-- START PASSAGE GIVEN --
Retrieval reference
Score and rank corpus entries against a query using KeywordRetriever, a token-overlap retriever that applies stemming, stopword filtering, and per-field weights across path, summary, content, and related fields.
Classes
| Class |
Description |
RetrievalHit |
A single retrieval result holding the matched entry, its score, and the match reason. |
RetrieverProtocol |
Any object with a retrieve(query, corpus, k) method. |
KeywordRetriever |
Token-overlap retriever with path / summary / content / related weights. |
RetrievalHit
RetrievalHit is a dataclass representing one item returned by a retriever.
Fields
| Field |
Type |
Default |
entry |
RetrievalEntry |
|
score |
float |
|
match_reason |
str |
|
RetrieverProtocol
Structural protocol — any class that implements retrieve(query, corpus, k) satisfies it.
Methods
| Method |
Parameters |
Returns |
Description |
retrieve |
query: str, corpus: CorpusProtocol, k: int = 3 |
Iterable[RetrievalHit] |
Retrieve the top-k hits for query from corpus. |
KeywordRetriever
Token-overlap retriever that scores entries by stemmed keyword matches, weighted by field (path, summary, content, related). Entries below min_score are excluded when a threshold is set.
-- END PASSAGE GIVEN --
-- START STORED RECORDS --
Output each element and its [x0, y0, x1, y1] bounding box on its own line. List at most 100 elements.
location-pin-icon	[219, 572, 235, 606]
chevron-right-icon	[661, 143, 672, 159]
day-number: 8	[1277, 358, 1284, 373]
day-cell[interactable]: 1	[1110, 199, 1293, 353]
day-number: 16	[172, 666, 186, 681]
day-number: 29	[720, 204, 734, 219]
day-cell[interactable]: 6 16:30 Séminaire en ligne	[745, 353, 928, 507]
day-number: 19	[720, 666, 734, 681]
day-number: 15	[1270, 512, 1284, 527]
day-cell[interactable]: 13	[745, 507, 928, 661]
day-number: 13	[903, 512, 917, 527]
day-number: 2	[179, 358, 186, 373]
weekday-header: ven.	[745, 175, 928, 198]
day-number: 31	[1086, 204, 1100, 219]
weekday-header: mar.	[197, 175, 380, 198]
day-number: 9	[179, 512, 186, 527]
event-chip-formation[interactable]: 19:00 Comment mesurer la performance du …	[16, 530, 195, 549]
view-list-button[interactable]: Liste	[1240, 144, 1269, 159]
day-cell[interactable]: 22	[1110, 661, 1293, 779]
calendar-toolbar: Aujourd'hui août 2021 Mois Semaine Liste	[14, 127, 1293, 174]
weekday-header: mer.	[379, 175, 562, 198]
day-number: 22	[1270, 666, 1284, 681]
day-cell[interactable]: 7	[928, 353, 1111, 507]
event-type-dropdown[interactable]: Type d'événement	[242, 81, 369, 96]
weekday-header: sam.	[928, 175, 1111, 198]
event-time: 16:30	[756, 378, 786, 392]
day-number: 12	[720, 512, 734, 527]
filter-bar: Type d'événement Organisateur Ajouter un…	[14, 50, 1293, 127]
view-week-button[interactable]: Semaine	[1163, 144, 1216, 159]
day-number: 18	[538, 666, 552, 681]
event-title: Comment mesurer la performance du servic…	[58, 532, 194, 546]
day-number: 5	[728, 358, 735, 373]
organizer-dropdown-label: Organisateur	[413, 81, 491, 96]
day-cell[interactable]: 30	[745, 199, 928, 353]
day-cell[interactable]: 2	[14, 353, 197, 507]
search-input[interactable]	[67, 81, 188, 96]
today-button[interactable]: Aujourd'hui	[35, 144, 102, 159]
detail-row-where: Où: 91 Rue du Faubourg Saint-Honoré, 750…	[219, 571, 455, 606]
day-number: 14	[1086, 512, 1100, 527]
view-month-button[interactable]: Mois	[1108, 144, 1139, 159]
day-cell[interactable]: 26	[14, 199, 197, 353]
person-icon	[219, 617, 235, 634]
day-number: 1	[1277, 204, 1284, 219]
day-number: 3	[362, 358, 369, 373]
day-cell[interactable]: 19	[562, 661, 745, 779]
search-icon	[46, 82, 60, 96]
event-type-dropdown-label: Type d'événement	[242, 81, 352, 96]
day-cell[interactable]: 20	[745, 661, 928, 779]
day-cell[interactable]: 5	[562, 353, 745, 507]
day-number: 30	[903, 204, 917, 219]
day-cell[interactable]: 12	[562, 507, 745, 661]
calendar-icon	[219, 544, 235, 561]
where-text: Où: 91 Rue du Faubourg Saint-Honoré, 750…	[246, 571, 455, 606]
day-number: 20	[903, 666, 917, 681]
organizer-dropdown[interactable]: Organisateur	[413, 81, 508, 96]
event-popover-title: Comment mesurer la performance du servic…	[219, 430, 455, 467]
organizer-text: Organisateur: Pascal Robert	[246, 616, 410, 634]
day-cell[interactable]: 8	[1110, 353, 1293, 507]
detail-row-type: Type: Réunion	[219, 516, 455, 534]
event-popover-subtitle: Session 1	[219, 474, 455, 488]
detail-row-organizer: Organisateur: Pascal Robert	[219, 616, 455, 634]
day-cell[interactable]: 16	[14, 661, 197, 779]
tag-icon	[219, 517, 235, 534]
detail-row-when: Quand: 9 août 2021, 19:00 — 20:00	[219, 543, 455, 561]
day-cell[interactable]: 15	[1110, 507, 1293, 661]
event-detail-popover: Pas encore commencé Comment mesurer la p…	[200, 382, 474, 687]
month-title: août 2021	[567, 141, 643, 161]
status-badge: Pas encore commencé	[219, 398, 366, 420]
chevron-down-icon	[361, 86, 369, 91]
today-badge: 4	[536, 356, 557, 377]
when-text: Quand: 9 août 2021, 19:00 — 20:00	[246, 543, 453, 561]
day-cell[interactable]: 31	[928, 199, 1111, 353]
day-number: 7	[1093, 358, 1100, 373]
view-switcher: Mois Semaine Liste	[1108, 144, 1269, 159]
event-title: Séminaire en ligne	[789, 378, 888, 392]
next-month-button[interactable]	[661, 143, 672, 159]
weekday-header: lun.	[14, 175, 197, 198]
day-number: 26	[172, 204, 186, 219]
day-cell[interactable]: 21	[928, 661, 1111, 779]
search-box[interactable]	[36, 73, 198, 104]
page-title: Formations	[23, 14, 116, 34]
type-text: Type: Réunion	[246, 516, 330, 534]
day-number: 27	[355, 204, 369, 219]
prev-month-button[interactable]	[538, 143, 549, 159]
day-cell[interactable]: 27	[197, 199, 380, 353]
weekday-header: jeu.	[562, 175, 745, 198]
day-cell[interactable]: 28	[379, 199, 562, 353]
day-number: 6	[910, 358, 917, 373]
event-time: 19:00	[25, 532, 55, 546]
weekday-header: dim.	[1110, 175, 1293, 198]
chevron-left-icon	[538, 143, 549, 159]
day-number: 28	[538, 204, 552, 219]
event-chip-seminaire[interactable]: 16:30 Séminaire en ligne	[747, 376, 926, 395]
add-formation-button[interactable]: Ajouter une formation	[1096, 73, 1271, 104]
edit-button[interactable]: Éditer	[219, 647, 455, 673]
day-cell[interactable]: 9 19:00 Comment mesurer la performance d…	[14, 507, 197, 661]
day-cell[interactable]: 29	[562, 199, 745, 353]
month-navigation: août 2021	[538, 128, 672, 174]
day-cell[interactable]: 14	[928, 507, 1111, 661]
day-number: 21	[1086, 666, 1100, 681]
-- END STORED RECORDS --
▸ **JOBS**:
**A.** According to the retrieval reference, which entries does KeywordRetriever exclude when a threshold is set?
**B.** From the retrieval reference, extract verbatim the passage from "Retrieval reference" up to and including "by a retriever.".
The lines are not needed for this work.

▸ **EXPECTED OUTPUTS**:
**A.** Entries below min_score.

**B.**
Retrieval reference
Score and rank corpus entries against a query using KeywordRetriever, a token-overlap retriever that applies stemming, stopword filtering, and per-field weights across path, summary, content, and related fields.
Classes
| Class |
Description |
RetrievalHit |
A single retrieval result holding the matched entry, its score, and the match reason. |
RetrieverProtocol |
Any object with a retrieve(query, corpus, k) method. |
KeywordRetriever |
Token-overlap retriever with path / summary / content / related weights. |
RetrievalHit
RetrievalHit is a dataclass representing one item returned by a retriever.